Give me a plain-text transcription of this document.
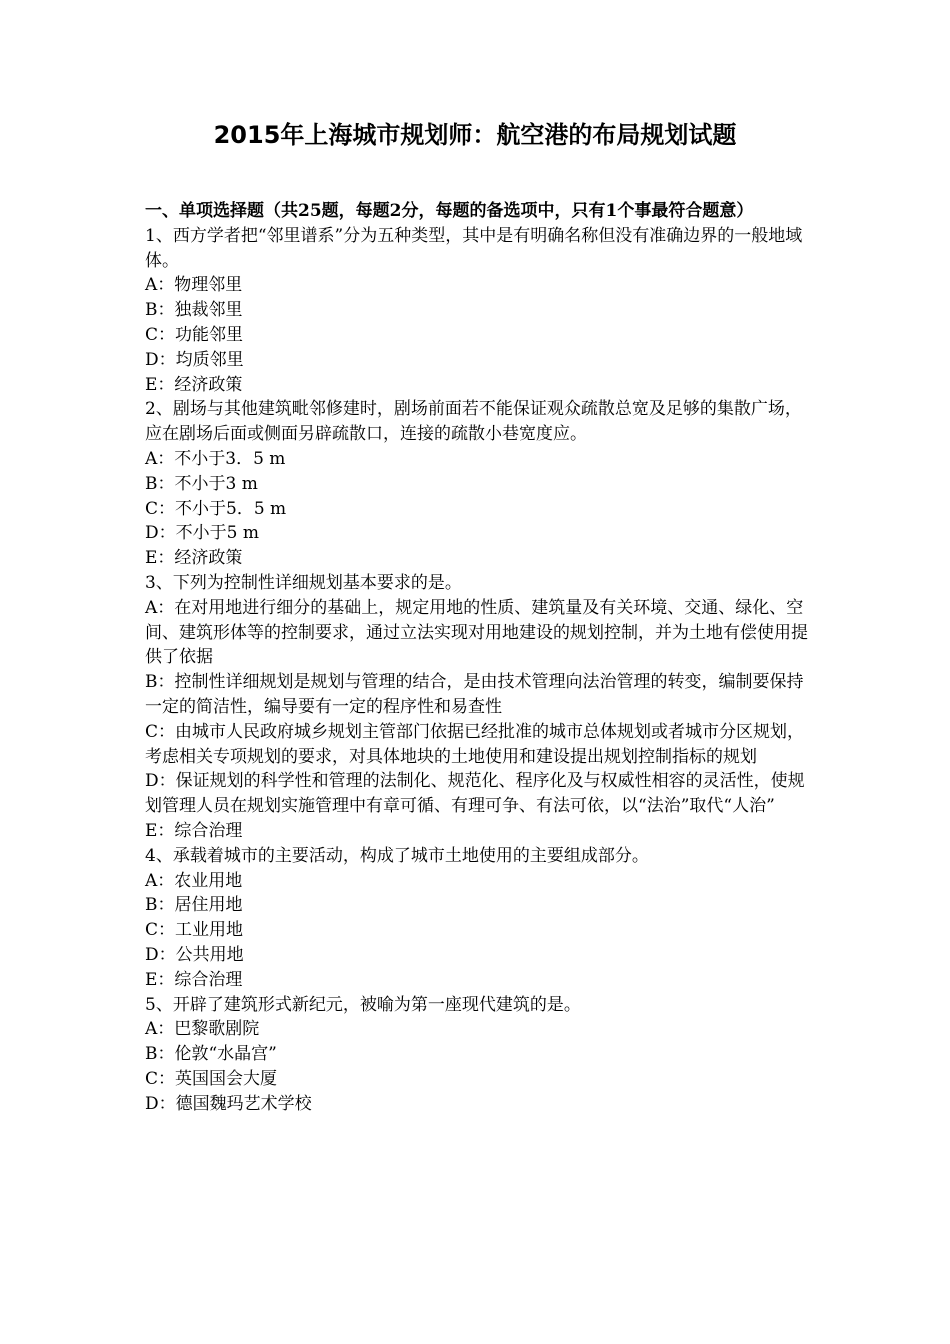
2015年上海城市规划师：航空港的布局规划试题
一、单项选择题（共25题，每题2分，每题的备选项中，只有1个事最符合题意）
1、西方学者把“邻里谱系”分为五种类型，其中是有明确名称但没有准确边界的一般地域体。
A：物理邻里
B：独裁邻里
C：功能邻里
D：均质邻里
E：经济政策
2、剧场与其他建筑毗邻修建时，剧场前面若不能保证观众疏散总宽及足够的集散广场，应在剧场后面或侧面另辟疏散口，连接的疏散小巷宽度应。
A：不小于3．5 m
B：不小于3 m
C：不小于5．5 m
D：不小于5 m
E：经济政策
3、下列为控制性详细规划基本要求的是。
A：在对用地进行细分的基础上，规定用地的性质、建筑量及有关环境、交通、绿化、空间、建筑形体等的控制要求，通过立法实现对用地建设的规划控制，并为土地有偿使用提供了依据
B：控制性详细规划是规划与管理的结合，是由技术管理向法治管理的转变，编制要保持一定的简洁性，编导要有一定的程序性和易查性
C：由城市人民政府城乡规划主管部门依据已经批准的城市总体规划或者城市分区规划，考虑相关专项规划的要求，对具体地块的土地使用和建设提出规划控制指标的规划
D：保证规划的科学性和管理的法制化、规范化、程序化及与权威性相容的灵活性，使规划管理人员在规划实施管理中有章可循、有理可争、有法可依，以“法治”取代“人治”
E：综合治理
4、承载着城市的主要活动，构成了城市土地使用的主要组成部分。
A：农业用地
B：居住用地
C：工业用地
D：公共用地
E：综合治理
5、开辟了建筑形式新纪元，被喻为第一座现代建筑的是。
A：巴黎歌剧院
B：伦敦“水晶宫”
C：英国国会大厦
D：德国魏玛艺术学校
+--
◆ Task objective:
Your task is to repeat the data above exactly while excluding the pictures.

◆ Problem solution:
Give me a plain-text transcription of this document.
2015年上海城市规划师：航空港的布局规划试题
一、单项选择题（共25题，每题2分，每题的备选项中，只有1个事最符合题意）
1、西方学者把“邻里谱系”分为五种类型，其中是有明确名称但没有准确边界的一般地域体。
A：物理邻里
B：独裁邻里
C：功能邻里
D：均质邻里
E：经济政策
2、剧场与其他建筑毗邻修建时，剧场前面若不能保证观众疏散总宽及足够的集散广场，应在剧场后面或侧面另辟疏散口，连接的疏散小巷宽度应。
A：不小于3．5 m
B：不小于3 m
C：不小于5．5 m
D：不小于5 m
E：经济政策
3、下列为控制性详细规划基本要求的是。
A：在对用地进行细分的基础上，规定用地的性质、建筑量及有关环境、交通、绿化、空间、建筑形体等的控制要求，通过立法实现对用地建设的规划控制，并为土地有偿使用提供了依据
B：控制性详细规划是规划与管理的结合，是由技术管理向法治管理的转变，编制要保持一定的简洁性，编导要有一定的程序性和易查性
C：由城市人民政府城乡规划主管部门依据已经批准的城市总体规划或者城市分区规划，考虑相关专项规划的要求，对具体地块的土地使用和建设提出规划控制指标的规划
D：保证规划的科学性和管理的法制化、规范化、程序化及与权威性相容的灵活性，使规划管理人员在规划实施管理中有章可循、有理可争、有法可依，以“法治”取代“人治”
E：综合治理
4、承载着城市的主要活动，构成了城市土地使用的主要组成部分。
A：农业用地
B：居住用地
C：工业用地
D：公共用地
E：综合治理
5、开辟了建筑形式新纪元，被喻为第一座现代建筑的是。
A：巴黎歌剧院
B：伦敦“水晶宫”
C：英国国会大厦
D：德国魏玛艺术学校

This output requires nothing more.